### Data records
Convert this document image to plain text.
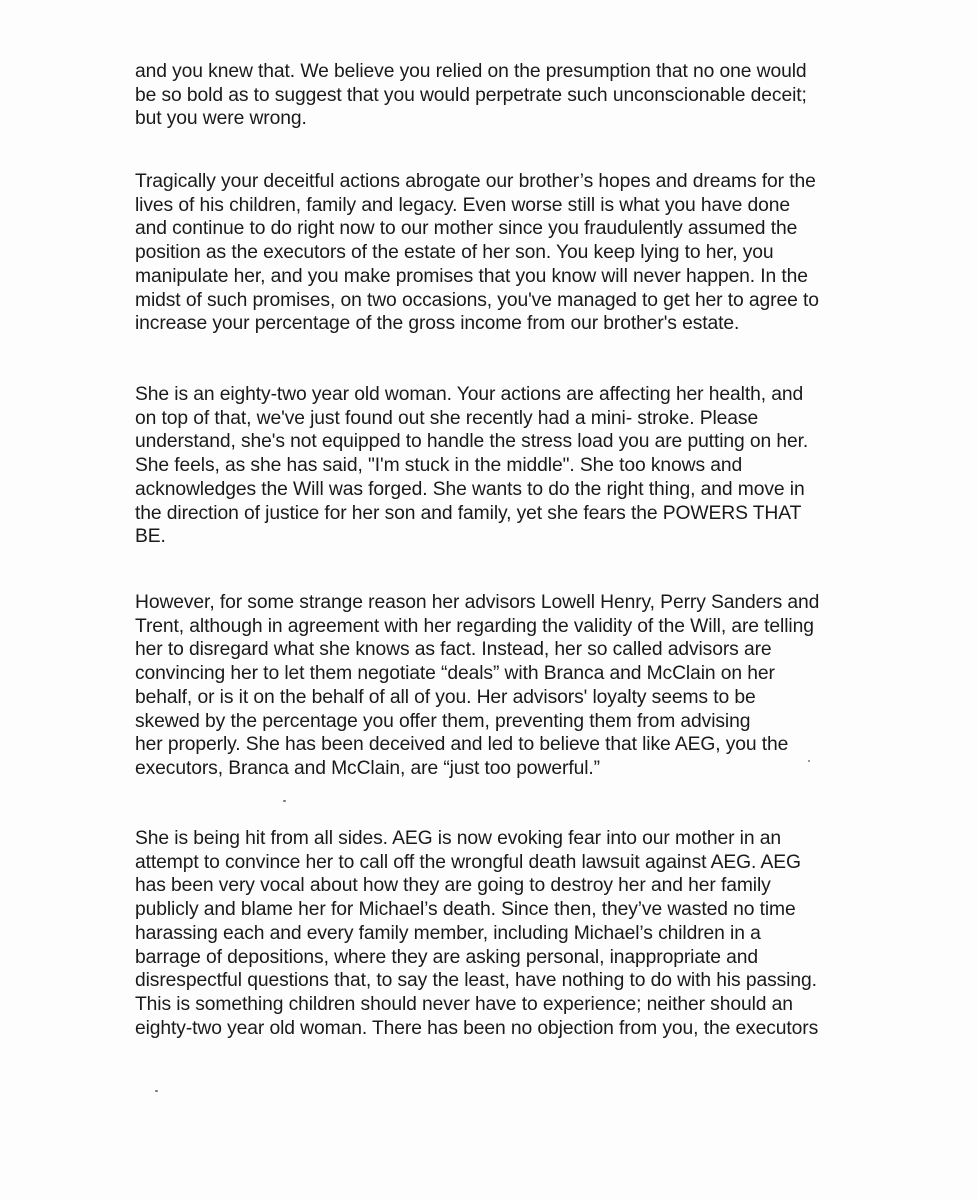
and you knew that. We believe you relied on the presumption that no one would
be so bold as to suggest that you would perpetrate such unconscionable deceit;
but you were wrong.
Tragically your deceitful actions abrogate our brother’s hopes and dreams for the
lives of his children, family and legacy. Even worse still is what you have done
and continue to do right now to our mother since you fraudulently assumed the
position as the executors of the estate of her son. You keep lying to her, you
manipulate her, and you make promises that you know will never happen. In the
midst of such promises, on two occasions, you've managed to get her to agree to
increase your percentage of the gross income from our brother's estate.
She is an eighty-two year old woman. Your actions are affecting her health, and
on top of that, we've just found out she recently had a mini- stroke. Please
understand, she's not equipped to handle the stress load you are putting on her.
She feels, as she has said, "I'm stuck in the middle". She too knows and
acknowledges the Will was forged. She wants to do the right thing, and move in
the direction of justice for her son and family, yet she fears the POWERS THAT
BE.
However, for some strange reason her advisors Lowell Henry, Perry Sanders and
Trent, although in agreement with her regarding the validity of the Will, are telling
her to disregard what she knows as fact. Instead, her so called advisors are
convincing her to let them negotiate “deals” with Branca and McClain on her
behalf, or is it on the behalf of all of you. Her advisors' loyalty seems to be
skewed by the percentage you offer them, preventing them from advising
her properly. She has been deceived and led to believe that like AEG, you the
executors, Branca and McClain, are “just too powerful.”
She is being hit from all sides. AEG is now evoking fear into our mother in an
attempt to convince her to call off the wrongful death lawsuit against AEG. AEG
has been very vocal about how they are going to destroy her and her family
publicly and blame her for Michael’s death. Since then, they’ve wasted no time
harassing each and every family member, including Michael’s children in a
barrage of depositions, where they are asking personal, inappropriate and
disrespectful questions that, to say the least, have nothing to do with his passing.
This is something children should never have to experience; neither should an
eighty-two year old woman. There has been no objection from you, the executors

### STATED TASK
Print the entries above exactly, taking out only the pictures.

### SOLUTION
Convert this document image to plain text.
and you knew that. We believe you relied on the presumption that no one would
be so bold as to suggest that you would perpetrate such unconscionable deceit;
but you were wrong.
Tragically your deceitful actions abrogate our brother’s hopes and dreams for the
lives of his children, family and legacy. Even worse still is what you have done
and continue to do right now to our mother since you fraudulently assumed the
position as the executors of the estate of her son. You keep lying to her, you
manipulate her, and you make promises that you know will never happen. In the
midst of such promises, on two occasions, you've managed to get her to agree to
increase your percentage of the gross income from our brother's estate.
She is an eighty-two year old woman. Your actions are affecting her health, and
on top of that, we've just found out she recently had a mini- stroke. Please
understand, she's not equipped to handle the stress load you are putting on her.
She feels, as she has said, "I'm stuck in the middle". She too knows and
acknowledges the Will was forged. She wants to do the right thing, and move in
the direction of justice for her son and family, yet she fears the POWERS THAT
BE.
However, for some strange reason her advisors Lowell Henry, Perry Sanders and
Trent, although in agreement with her regarding the validity of the Will, are telling
her to disregard what she knows as fact. Instead, her so called advisors are
convincing her to let them negotiate “deals” with Branca and McClain on her
behalf, or is it on the behalf of all of you. Her advisors' loyalty seems to be
skewed by the percentage you offer them, preventing them from advising
her properly. She has been deceived and led to believe that like AEG, you the
executors, Branca and McClain, are “just too powerful.”
She is being hit from all sides. AEG is now evoking fear into our mother in an
attempt to convince her to call off the wrongful death lawsuit against AEG. AEG
has been very vocal about how they are going to destroy her and her family
publicly and blame her for Michael’s death. Since then, they’ve wasted no time
harassing each and every family member, including Michael’s children in a
barrage of depositions, where they are asking personal, inappropriate and
disrespectful questions that, to say the least, have nothing to do with his passing.
This is something children should never have to experience; neither should an
eighty-two year old woman. There has been no objection from you, the executors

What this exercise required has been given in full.